* _What to produce_:
Print each of the entries exactly, leaving nothing out.
━━━ Extracted data ━━━
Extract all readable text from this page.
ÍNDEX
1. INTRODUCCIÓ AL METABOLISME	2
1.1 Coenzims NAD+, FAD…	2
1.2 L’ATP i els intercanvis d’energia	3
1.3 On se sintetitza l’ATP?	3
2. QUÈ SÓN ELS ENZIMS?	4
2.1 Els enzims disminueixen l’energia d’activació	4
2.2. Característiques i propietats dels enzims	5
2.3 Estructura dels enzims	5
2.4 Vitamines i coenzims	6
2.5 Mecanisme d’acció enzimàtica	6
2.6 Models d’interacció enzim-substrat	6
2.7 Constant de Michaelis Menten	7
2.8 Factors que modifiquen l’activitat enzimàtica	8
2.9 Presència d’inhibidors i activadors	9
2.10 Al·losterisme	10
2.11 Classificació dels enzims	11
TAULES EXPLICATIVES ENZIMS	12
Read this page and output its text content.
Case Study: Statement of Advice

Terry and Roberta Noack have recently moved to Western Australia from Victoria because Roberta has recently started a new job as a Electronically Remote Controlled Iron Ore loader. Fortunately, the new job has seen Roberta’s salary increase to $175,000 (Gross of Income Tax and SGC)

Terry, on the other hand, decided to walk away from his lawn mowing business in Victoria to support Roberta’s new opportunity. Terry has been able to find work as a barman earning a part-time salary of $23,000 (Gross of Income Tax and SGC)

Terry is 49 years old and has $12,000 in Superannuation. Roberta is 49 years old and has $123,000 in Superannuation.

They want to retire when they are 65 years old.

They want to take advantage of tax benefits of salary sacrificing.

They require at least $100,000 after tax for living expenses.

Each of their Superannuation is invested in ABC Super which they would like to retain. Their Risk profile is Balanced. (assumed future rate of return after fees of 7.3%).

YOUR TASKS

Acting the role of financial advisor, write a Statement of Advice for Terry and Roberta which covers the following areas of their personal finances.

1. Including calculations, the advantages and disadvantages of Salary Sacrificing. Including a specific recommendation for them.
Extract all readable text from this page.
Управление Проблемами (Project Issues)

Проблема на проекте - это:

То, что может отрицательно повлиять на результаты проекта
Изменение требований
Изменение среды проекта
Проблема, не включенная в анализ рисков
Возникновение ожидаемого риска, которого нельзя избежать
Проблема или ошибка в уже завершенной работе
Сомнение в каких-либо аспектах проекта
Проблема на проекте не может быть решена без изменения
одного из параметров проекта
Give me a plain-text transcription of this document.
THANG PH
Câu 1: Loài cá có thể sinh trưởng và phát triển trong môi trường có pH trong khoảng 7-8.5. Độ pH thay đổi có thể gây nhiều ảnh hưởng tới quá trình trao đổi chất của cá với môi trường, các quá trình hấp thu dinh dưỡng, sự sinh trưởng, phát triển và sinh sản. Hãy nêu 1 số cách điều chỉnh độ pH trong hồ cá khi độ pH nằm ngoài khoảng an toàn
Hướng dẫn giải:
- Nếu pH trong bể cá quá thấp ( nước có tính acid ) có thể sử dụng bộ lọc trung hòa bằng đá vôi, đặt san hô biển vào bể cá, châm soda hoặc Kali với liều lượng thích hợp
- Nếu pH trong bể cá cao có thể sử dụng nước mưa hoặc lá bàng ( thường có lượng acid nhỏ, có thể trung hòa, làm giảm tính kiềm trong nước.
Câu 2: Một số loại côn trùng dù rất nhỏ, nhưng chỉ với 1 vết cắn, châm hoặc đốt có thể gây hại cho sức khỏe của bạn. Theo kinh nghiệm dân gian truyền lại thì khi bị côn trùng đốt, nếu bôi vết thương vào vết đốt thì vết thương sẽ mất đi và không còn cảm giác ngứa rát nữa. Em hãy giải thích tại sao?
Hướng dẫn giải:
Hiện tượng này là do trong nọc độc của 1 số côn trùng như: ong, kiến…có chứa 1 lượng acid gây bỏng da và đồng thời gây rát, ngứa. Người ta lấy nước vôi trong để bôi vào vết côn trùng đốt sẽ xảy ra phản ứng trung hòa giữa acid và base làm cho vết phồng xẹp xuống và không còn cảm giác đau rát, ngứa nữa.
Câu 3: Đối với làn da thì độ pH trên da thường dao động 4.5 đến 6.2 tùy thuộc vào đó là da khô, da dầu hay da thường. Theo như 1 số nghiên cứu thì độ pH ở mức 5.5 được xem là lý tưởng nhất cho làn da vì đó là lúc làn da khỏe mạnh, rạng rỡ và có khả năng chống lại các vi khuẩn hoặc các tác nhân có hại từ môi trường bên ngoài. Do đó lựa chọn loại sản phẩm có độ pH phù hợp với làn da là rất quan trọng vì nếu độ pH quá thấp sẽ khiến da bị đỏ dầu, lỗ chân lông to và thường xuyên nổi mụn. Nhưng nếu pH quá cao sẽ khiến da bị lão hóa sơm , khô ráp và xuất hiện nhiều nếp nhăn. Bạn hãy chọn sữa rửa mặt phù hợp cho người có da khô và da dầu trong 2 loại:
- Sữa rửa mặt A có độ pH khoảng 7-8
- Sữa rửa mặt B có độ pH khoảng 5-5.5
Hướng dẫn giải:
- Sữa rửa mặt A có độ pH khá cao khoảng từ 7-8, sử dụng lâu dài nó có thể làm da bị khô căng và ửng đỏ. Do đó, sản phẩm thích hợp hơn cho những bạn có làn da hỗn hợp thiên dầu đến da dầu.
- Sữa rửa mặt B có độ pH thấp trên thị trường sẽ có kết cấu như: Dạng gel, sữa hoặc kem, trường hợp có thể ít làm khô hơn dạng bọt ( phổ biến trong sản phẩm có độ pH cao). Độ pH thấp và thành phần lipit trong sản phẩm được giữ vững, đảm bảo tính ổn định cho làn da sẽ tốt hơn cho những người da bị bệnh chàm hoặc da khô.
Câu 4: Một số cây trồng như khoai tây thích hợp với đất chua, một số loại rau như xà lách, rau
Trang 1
━━━
* _Solution to this exercise_:
Extract all readable text from this page.
ÍNDEX
1. INTRODUCCIÓ AL METABOLISME	2
1.1 Coenzims NAD+, FAD…	2
1.2 L’ATP i els intercanvis d’energia	3
1.3 On se sintetitza l’ATP?	3
2. QUÈ SÓN ELS ENZIMS?	4
2.1 Els enzims disminueixen l’energia d’activació	4
2.2. Característiques i propietats dels enzims	5
2.3 Estructura dels enzims	5
2.4 Vitamines i coenzims	6
2.5 Mecanisme d’acció enzimàtica	6
2.6 Models d’interacció enzim-substrat	6
2.7 Constant de Michaelis Menten	7
2.8 Factors que modifiquen l’activitat enzimàtica	8
2.9 Presència d’inhibidors i activadors	9
2.10 Al·losterisme	10
2.11 Classificació dels enzims	11
TAULES EXPLICATIVES ENZIMS	12
Read this page and output its text content.
Case Study: Statement of Advice

Terry and Roberta Noack have recently moved to Western Australia from Victoria because Roberta has recently started a new job as a Electronically Remote Controlled Iron Ore loader. Fortunately, the new job has seen Roberta’s salary increase to $175,000 (Gross of Income Tax and SGC)

Terry, on the other hand, decided to walk away from his lawn mowing business in Victoria to support Roberta’s new opportunity. Terry has been able to find work as a barman earning a part-time salary of $23,000 (Gross of Income Tax and SGC)

Terry is 49 years old and has $12,000 in Superannuation. Roberta is 49 years old and has $123,000 in Superannuation.

They want to retire when they are 65 years old.

They want to take advantage of tax benefits of salary sacrificing.

They require at least $100,000 after tax for living expenses.

Each of their Superannuation is invested in ABC Super which they would like to retain. Their Risk profile is Balanced. (assumed future rate of return after fees of 7.3%).

YOUR TASKS

Acting the role of financial advisor, write a Statement of Advice for Terry and Roberta which covers the following areas of their personal finances.

1. Including calculations, the advantages and disadvantages of Salary Sacrificing. Including a specific recommendation for them.
Extract all readable text from this page.
Управление Проблемами (Project Issues)

Проблема на проекте - это:

То, что может отрицательно повлиять на результаты проекта
Изменение требований
Изменение среды проекта
Проблема, не включенная в анализ рисков
Возникновение ожидаемого риска, которого нельзя избежать
Проблема или ошибка в уже завершенной работе
Сомнение в каких-либо аспектах проекта
Проблема на проекте не может быть решена без изменения
одного из параметров проекта
Give me a plain-text transcription of this document.
THANG PH
Câu 1: Loài cá có thể sinh trưởng và phát triển trong môi trường có pH trong khoảng 7-8.5. Độ pH thay đổi có thể gây nhiều ảnh hưởng tới quá trình trao đổi chất của cá với môi trường, các quá trình hấp thu dinh dưỡng, sự sinh trưởng, phát triển và sinh sản. Hãy nêu 1 số cách điều chỉnh độ pH trong hồ cá khi độ pH nằm ngoài khoảng an toàn
Hướng dẫn giải:
- Nếu pH trong bể cá quá thấp ( nước có tính acid ) có thể sử dụng bộ lọc trung hòa bằng đá vôi, đặt san hô biển vào bể cá, châm soda hoặc Kali với liều lượng thích hợp
- Nếu pH trong bể cá cao có thể sử dụng nước mưa hoặc lá bàng ( thường có lượng acid nhỏ, có thể trung hòa, làm giảm tính kiềm trong nước.
Câu 2: Một số loại côn trùng dù rất nhỏ, nhưng chỉ với 1 vết cắn, châm hoặc đốt có thể gây hại cho sức khỏe của bạn. Theo kinh nghiệm dân gian truyền lại thì khi bị côn trùng đốt, nếu bôi vết thương vào vết đốt thì vết thương sẽ mất đi và không còn cảm giác ngứa rát nữa. Em hãy giải thích tại sao?
Hướng dẫn giải:
Hiện tượng này là do trong nọc độc của 1 số côn trùng như: ong, kiến…có chứa 1 lượng acid gây bỏng da và đồng thời gây rát, ngứa. Người ta lấy nước vôi trong để bôi vào vết côn trùng đốt sẽ xảy ra phản ứng trung hòa giữa acid và base làm cho vết phồng xẹp xuống và không còn cảm giác đau rát, ngứa nữa.
Câu 3: Đối với làn da thì độ pH trên da thường dao động 4.5 đến 6.2 tùy thuộc vào đó là da khô, da dầu hay da thường. Theo như 1 số nghiên cứu thì độ pH ở mức 5.5 được xem là lý tưởng nhất cho làn da vì đó là lúc làn da khỏe mạnh, rạng rỡ và có khả năng chống lại các vi khuẩn hoặc các tác nhân có hại từ môi trường bên ngoài. Do đó lựa chọn loại sản phẩm có độ pH phù hợp với làn da là rất quan trọng vì nếu độ pH quá thấp sẽ khiến da bị đỏ dầu, lỗ chân lông to và thường xuyên nổi mụn. Nhưng nếu pH quá cao sẽ khiến da bị lão hóa sơm , khô ráp và xuất hiện nhiều nếp nhăn. Bạn hãy chọn sữa rửa mặt phù hợp cho người có da khô và da dầu trong 2 loại:
- Sữa rửa mặt A có độ pH khoảng 7-8
- Sữa rửa mặt B có độ pH khoảng 5-5.5
Hướng dẫn giải:
- Sữa rửa mặt A có độ pH khá cao khoảng từ 7-8, sử dụng lâu dài nó có thể làm da bị khô căng và ửng đỏ. Do đó, sản phẩm thích hợp hơn cho những bạn có làn da hỗn hợp thiên dầu đến da dầu.
- Sữa rửa mặt B có độ pH thấp trên thị trường sẽ có kết cấu như: Dạng gel, sữa hoặc kem, trường hợp có thể ít làm khô hơn dạng bọt ( phổ biến trong sản phẩm có độ pH cao). Độ pH thấp và thành phần lipit trong sản phẩm được giữ vững, đảm bảo tính ổn định cho làn da sẽ tốt hơn cho những người da bị bệnh chàm hoặc da khô.
Câu 4: Một số cây trồng như khoai tây thích hợp với đất chua, một số loại rau như xà lách, rau
Trang 1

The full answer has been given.